**Input material**
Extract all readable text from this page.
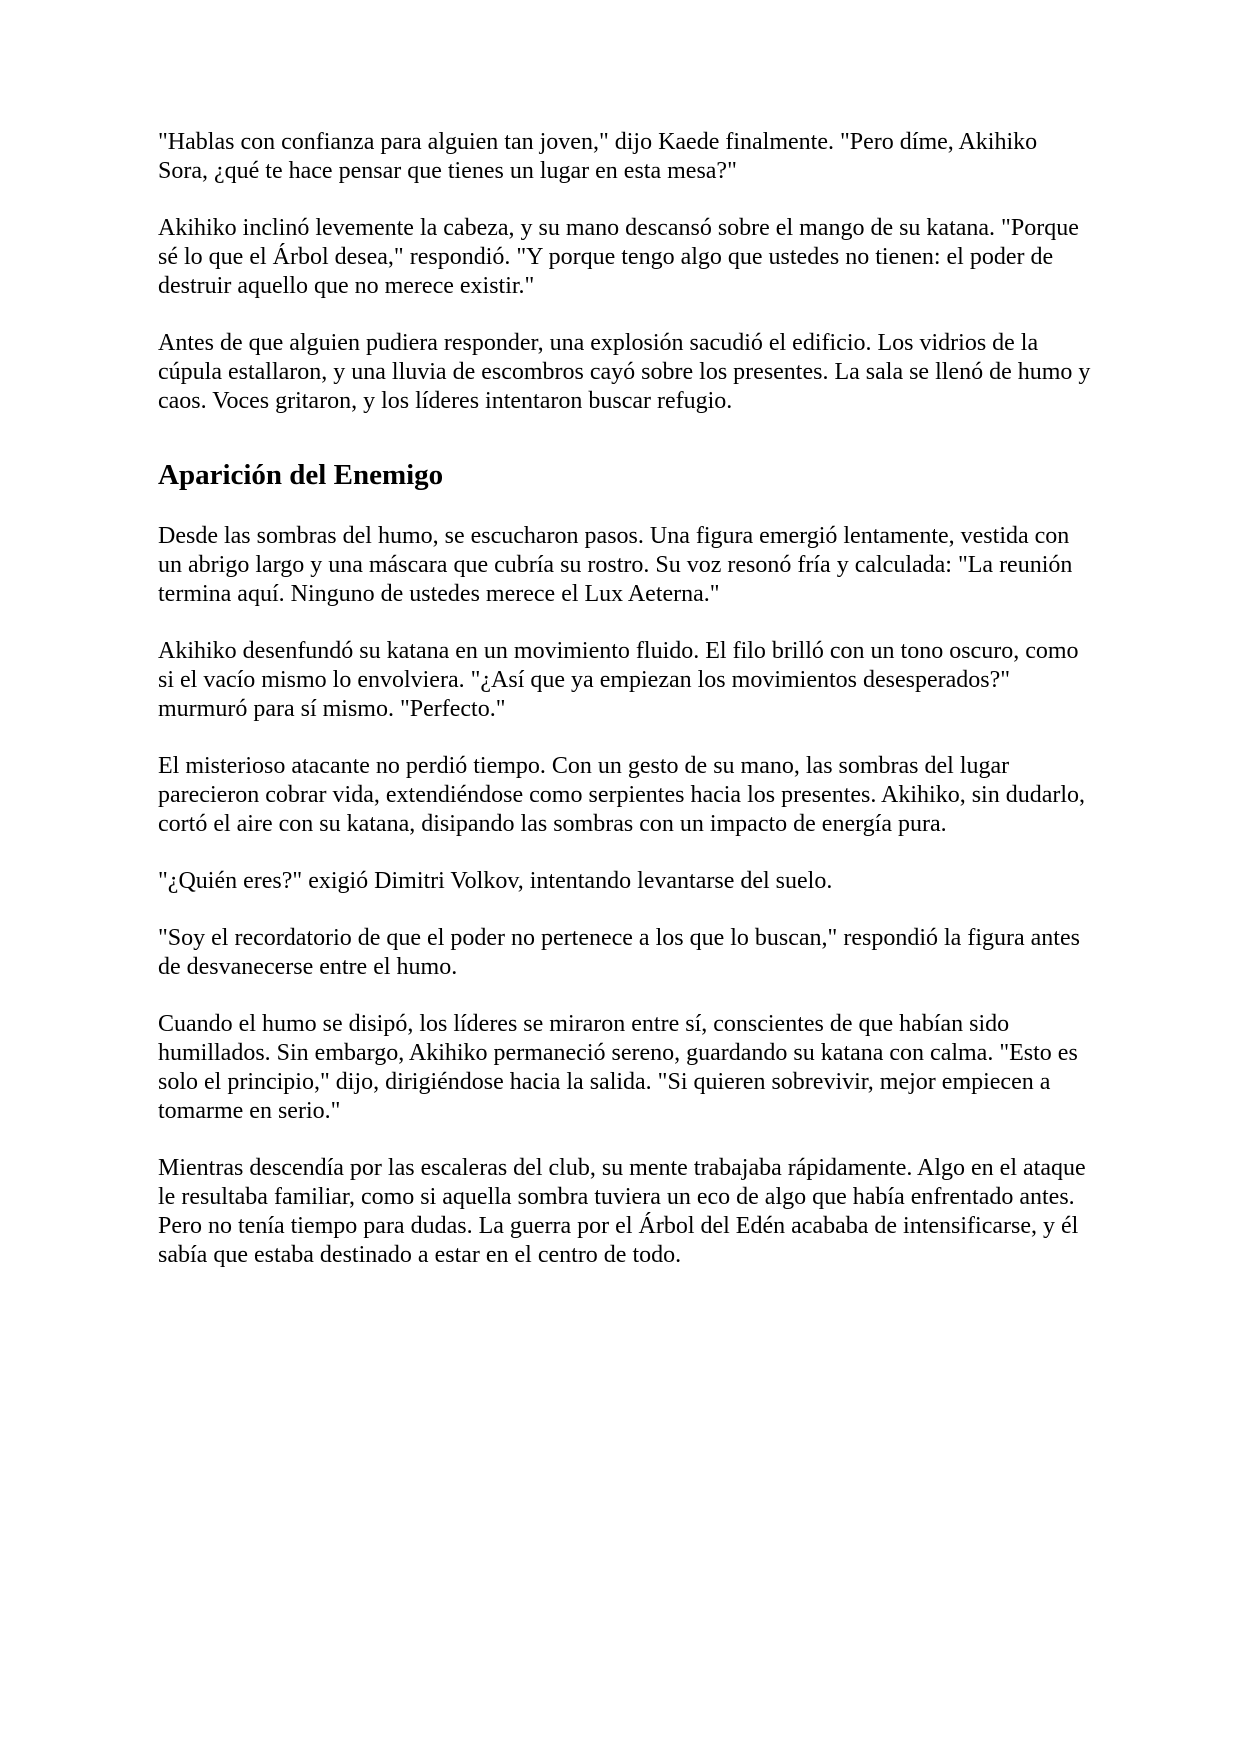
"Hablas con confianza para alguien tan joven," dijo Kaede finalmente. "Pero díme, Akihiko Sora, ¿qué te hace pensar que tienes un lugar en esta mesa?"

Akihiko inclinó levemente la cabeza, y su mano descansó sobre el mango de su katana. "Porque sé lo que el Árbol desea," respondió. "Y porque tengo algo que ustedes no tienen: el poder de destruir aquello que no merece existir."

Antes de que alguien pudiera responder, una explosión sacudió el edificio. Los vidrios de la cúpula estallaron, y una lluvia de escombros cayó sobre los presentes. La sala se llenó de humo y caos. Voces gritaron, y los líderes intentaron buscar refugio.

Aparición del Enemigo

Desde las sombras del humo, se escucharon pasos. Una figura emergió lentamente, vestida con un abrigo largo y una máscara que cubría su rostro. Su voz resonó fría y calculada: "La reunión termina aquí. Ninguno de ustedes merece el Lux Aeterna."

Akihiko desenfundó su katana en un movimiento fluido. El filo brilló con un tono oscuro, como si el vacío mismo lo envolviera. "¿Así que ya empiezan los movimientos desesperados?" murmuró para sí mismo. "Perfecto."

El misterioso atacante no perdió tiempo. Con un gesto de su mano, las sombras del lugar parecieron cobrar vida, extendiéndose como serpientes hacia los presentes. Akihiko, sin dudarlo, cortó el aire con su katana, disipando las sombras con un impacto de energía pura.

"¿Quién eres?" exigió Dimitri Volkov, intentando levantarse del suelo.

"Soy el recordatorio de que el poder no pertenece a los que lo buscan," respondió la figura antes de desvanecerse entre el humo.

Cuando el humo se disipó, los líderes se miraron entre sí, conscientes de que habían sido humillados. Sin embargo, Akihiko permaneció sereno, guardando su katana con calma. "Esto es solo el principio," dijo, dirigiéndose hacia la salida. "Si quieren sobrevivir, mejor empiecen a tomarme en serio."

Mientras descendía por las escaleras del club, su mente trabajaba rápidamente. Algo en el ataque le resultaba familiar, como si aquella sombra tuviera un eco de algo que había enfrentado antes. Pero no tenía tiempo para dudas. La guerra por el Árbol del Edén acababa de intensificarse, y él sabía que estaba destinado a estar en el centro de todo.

**Exercise directions**
Skip the pictures and transcribe the rest of the records exactly.

**Response to this exercise**
Extract all readable text from this page.
"Hablas con confianza para alguien tan joven," dijo Kaede finalmente. "Pero díme, Akihiko Sora, ¿qué te hace pensar que tienes un lugar en esta mesa?"

Akihiko inclinó levemente la cabeza, y su mano descansó sobre el mango de su katana. "Porque sé lo que el Árbol desea," respondió. "Y porque tengo algo que ustedes no tienen: el poder de destruir aquello que no merece existir."

Antes de que alguien pudiera responder, una explosión sacudió el edificio. Los vidrios de la cúpula estallaron, y una lluvia de escombros cayó sobre los presentes. La sala se llenó de humo y caos. Voces gritaron, y los líderes intentaron buscar refugio.

Aparición del Enemigo

Desde las sombras del humo, se escucharon pasos. Una figura emergió lentamente, vestida con un abrigo largo y una máscara que cubría su rostro. Su voz resonó fría y calculada: "La reunión termina aquí. Ninguno de ustedes merece el Lux Aeterna."

Akihiko desenfundó su katana en un movimiento fluido. El filo brilló con un tono oscuro, como si el vacío mismo lo envolviera. "¿Así que ya empiezan los movimientos desesperados?" murmuró para sí mismo. "Perfecto."

El misterioso atacante no perdió tiempo. Con un gesto de su mano, las sombras del lugar parecieron cobrar vida, extendiéndose como serpientes hacia los presentes. Akihiko, sin dudarlo, cortó el aire con su katana, disipando las sombras con un impacto de energía pura.

"¿Quién eres?" exigió Dimitri Volkov, intentando levantarse del suelo.

"Soy el recordatorio de que el poder no pertenece a los que lo buscan," respondió la figura antes de desvanecerse entre el humo.

Cuando el humo se disipó, los líderes se miraron entre sí, conscientes de que habían sido humillados. Sin embargo, Akihiko permaneció sereno, guardando su katana con calma. "Esto es solo el principio," dijo, dirigiéndose hacia la salida. "Si quieren sobrevivir, mejor empiecen a tomarme en serio."

Mientras descendía por las escaleras del club, su mente trabajaba rápidamente. Algo en el ataque le resultaba familiar, como si aquella sombra tuviera un eco de algo que había enfrentado antes. Pero no tenía tiempo para dudas. La guerra por el Árbol del Edén acababa de intensificarse, y él sabía que estaba destinado a estar en el centro de todo.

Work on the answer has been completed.